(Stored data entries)
*** Block opens ***

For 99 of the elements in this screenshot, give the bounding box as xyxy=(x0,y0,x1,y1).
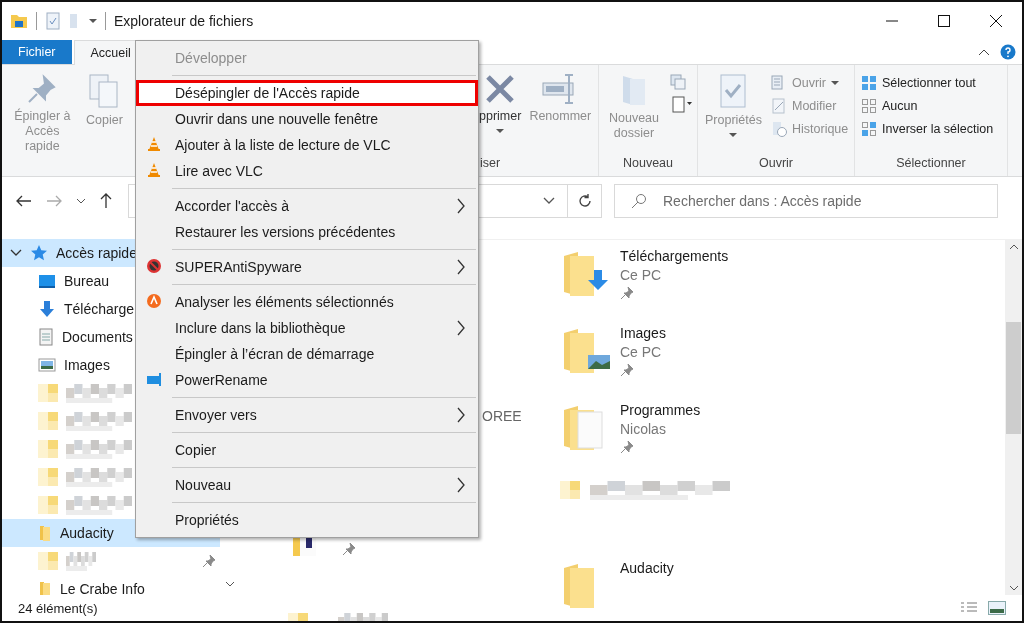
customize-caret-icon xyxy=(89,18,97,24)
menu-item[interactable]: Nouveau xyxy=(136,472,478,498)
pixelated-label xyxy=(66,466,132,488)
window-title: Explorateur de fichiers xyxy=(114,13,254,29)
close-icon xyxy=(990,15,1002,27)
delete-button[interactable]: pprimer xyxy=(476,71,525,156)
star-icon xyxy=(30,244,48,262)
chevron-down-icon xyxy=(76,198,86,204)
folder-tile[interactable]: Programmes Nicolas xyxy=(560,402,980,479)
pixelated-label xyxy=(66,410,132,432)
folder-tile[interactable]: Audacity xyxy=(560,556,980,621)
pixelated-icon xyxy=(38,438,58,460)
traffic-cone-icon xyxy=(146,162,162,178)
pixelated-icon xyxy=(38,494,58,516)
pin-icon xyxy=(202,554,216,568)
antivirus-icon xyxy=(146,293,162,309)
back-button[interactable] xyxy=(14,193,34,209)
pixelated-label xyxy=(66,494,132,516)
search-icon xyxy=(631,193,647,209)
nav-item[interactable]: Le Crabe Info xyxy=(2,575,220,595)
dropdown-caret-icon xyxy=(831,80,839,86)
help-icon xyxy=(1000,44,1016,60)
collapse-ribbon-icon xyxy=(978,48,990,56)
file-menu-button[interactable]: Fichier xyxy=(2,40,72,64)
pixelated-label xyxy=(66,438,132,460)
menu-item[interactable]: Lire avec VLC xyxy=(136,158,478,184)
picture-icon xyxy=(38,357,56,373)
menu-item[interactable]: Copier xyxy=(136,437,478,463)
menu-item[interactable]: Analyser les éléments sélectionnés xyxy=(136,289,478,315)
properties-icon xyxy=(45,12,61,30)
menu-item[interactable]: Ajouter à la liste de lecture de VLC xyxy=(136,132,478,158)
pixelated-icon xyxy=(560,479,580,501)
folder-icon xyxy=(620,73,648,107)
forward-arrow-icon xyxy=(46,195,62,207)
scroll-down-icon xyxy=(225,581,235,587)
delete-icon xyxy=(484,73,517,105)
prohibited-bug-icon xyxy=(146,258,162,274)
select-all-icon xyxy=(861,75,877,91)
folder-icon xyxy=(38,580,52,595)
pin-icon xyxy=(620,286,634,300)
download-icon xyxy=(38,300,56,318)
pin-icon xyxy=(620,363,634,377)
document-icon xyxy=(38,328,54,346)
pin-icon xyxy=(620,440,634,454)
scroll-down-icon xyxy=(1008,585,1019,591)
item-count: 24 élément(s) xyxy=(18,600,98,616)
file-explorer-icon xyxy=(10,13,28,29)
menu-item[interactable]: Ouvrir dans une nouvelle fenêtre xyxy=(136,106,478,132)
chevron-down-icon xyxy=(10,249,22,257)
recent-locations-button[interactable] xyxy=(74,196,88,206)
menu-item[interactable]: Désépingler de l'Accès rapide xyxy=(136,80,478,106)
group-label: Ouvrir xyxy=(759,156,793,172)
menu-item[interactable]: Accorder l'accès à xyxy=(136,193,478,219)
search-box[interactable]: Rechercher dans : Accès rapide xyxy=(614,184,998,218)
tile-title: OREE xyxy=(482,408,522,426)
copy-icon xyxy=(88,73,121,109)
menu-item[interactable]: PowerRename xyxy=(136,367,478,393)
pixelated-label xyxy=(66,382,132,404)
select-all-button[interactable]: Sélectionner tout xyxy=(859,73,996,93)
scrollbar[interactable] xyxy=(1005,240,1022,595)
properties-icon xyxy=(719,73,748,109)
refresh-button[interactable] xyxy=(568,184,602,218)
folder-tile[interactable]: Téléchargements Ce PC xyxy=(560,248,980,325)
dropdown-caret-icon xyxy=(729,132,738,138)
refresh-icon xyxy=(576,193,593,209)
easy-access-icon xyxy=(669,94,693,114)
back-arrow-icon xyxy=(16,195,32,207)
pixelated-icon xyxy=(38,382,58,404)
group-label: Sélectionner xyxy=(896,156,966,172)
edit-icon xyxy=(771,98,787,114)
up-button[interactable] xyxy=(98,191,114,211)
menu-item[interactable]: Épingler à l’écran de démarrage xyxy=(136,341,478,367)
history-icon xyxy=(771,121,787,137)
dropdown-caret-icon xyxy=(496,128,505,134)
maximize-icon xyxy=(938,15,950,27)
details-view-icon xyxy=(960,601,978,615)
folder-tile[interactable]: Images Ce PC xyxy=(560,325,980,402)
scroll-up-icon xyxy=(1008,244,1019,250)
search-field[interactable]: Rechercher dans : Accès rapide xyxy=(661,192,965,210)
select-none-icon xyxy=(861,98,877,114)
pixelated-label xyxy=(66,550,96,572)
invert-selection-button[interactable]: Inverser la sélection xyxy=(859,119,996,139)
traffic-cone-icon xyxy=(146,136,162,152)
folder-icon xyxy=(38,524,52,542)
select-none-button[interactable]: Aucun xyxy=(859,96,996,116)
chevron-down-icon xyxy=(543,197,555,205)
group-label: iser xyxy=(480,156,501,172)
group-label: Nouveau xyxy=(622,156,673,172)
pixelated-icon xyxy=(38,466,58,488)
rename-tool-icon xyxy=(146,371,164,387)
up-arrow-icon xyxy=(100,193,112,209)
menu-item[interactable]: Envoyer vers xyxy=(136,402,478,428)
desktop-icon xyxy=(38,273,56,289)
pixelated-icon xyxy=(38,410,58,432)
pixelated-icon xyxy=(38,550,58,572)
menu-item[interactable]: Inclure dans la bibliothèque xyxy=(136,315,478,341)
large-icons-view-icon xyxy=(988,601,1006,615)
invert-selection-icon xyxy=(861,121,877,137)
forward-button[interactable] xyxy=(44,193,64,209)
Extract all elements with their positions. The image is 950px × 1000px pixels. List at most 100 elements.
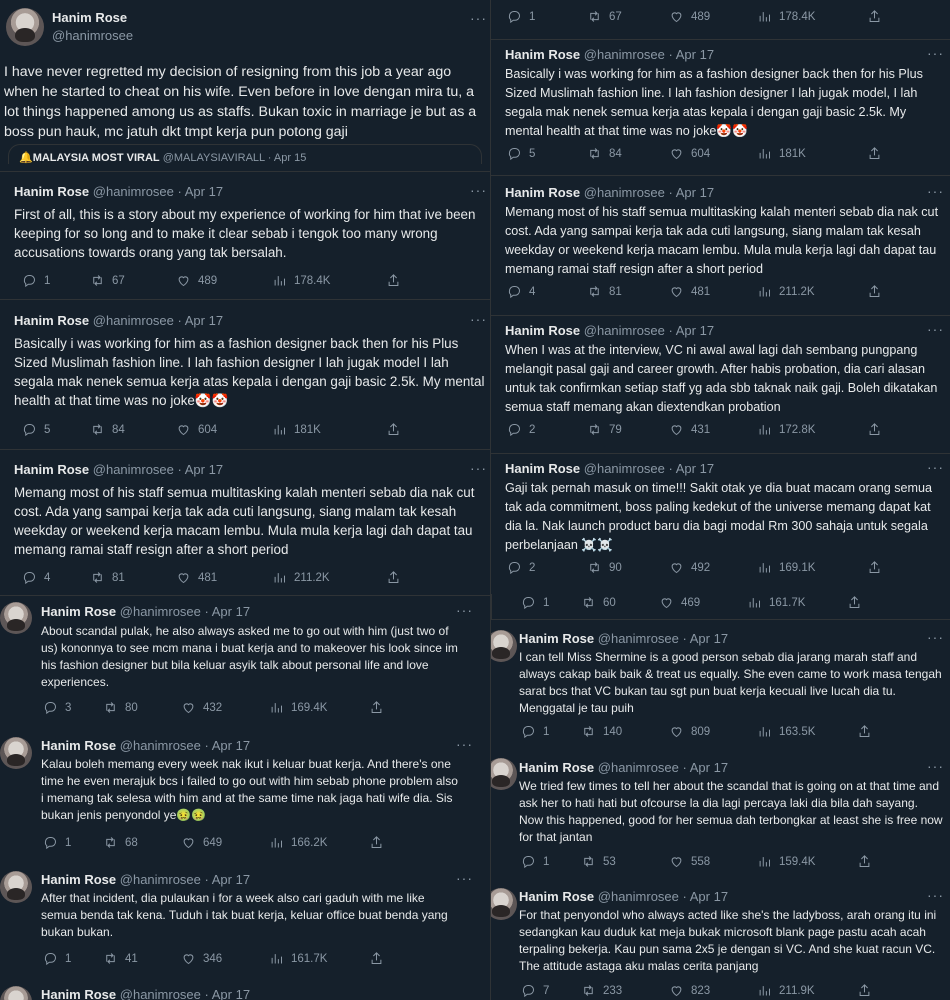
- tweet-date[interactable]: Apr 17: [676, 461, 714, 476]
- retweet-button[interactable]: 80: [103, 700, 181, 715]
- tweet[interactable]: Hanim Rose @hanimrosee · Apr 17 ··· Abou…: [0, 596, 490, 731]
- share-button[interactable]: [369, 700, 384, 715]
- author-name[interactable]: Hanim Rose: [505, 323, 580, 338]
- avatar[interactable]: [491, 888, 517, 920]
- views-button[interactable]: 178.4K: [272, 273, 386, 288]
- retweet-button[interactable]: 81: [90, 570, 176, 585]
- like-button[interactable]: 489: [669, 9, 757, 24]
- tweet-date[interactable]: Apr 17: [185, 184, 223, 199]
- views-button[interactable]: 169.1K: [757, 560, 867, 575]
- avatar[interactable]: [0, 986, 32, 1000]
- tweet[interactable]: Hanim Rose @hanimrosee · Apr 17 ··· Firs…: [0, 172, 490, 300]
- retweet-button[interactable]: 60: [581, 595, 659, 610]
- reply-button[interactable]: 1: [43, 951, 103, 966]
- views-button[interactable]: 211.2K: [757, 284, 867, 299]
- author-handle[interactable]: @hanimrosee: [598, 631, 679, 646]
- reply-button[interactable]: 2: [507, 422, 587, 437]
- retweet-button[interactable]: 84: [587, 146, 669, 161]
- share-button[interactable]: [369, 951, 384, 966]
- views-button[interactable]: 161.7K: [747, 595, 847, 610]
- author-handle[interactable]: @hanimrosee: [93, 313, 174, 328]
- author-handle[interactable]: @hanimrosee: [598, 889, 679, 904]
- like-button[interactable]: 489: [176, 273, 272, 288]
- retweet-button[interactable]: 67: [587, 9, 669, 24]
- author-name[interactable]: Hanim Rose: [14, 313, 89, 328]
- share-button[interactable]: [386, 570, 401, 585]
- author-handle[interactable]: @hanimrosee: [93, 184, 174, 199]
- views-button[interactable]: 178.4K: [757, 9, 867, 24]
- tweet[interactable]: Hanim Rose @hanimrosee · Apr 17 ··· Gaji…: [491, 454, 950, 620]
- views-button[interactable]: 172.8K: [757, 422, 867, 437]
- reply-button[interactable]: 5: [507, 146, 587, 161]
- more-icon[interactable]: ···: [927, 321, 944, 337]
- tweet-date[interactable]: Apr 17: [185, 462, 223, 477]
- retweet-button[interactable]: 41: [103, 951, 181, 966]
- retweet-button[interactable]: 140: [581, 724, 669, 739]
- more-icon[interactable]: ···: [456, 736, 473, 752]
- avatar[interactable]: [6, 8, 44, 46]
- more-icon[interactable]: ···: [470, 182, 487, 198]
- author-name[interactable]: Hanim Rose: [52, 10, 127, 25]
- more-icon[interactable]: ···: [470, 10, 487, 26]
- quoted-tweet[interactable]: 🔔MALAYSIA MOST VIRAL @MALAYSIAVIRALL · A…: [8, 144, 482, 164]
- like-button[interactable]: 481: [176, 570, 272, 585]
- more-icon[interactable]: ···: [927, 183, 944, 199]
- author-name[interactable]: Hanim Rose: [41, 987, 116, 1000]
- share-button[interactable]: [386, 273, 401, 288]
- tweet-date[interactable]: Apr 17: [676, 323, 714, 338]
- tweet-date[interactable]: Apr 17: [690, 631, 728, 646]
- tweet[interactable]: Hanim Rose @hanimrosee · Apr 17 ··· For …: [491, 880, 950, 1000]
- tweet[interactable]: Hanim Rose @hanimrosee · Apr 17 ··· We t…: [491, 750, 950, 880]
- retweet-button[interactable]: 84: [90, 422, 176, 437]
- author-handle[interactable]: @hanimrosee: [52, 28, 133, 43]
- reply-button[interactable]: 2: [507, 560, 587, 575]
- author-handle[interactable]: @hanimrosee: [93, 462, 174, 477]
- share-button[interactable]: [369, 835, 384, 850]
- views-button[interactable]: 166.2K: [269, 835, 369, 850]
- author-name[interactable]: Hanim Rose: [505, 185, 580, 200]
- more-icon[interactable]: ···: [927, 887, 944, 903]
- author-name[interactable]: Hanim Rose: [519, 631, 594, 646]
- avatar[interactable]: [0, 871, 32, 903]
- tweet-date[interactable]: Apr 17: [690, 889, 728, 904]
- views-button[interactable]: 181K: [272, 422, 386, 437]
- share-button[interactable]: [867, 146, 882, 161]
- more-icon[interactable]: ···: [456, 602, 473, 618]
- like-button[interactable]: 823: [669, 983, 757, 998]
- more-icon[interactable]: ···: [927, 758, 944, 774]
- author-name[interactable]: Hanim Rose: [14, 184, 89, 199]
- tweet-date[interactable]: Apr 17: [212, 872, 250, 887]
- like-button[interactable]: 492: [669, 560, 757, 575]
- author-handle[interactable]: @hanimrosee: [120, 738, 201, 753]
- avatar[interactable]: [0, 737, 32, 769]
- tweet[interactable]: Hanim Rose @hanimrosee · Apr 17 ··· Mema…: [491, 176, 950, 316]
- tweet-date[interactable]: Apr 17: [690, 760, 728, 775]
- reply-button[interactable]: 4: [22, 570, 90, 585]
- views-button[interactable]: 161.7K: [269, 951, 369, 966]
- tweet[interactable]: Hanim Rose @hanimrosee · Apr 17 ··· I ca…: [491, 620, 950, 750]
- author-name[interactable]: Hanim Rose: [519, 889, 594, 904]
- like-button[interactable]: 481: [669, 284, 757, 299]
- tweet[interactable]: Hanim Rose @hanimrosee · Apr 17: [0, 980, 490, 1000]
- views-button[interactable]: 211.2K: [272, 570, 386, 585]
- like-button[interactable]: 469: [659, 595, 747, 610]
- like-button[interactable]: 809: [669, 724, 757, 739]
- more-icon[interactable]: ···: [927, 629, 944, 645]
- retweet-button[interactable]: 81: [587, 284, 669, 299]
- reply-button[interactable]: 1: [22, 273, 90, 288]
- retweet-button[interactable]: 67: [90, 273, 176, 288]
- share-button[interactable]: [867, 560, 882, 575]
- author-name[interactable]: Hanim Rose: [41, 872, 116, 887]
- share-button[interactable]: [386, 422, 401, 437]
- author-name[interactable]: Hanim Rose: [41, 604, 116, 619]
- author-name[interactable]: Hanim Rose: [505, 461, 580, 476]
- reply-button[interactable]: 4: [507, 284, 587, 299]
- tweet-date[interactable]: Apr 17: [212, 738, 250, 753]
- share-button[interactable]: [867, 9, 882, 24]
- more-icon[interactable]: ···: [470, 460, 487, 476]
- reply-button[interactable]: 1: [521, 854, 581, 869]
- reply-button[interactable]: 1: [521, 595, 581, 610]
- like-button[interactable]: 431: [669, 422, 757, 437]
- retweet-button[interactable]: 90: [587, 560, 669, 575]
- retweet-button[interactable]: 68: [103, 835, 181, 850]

*** Block closes ***

*DESCRIPTION OF THE TASK*: The answer must consist of every line above that holds the string "forward", copied exactly.

*TASK ANSWER*:
forward-arrow-icon xyxy=(46,195,62,207)
forward-button[interactable] xyxy=(44,193,64,209)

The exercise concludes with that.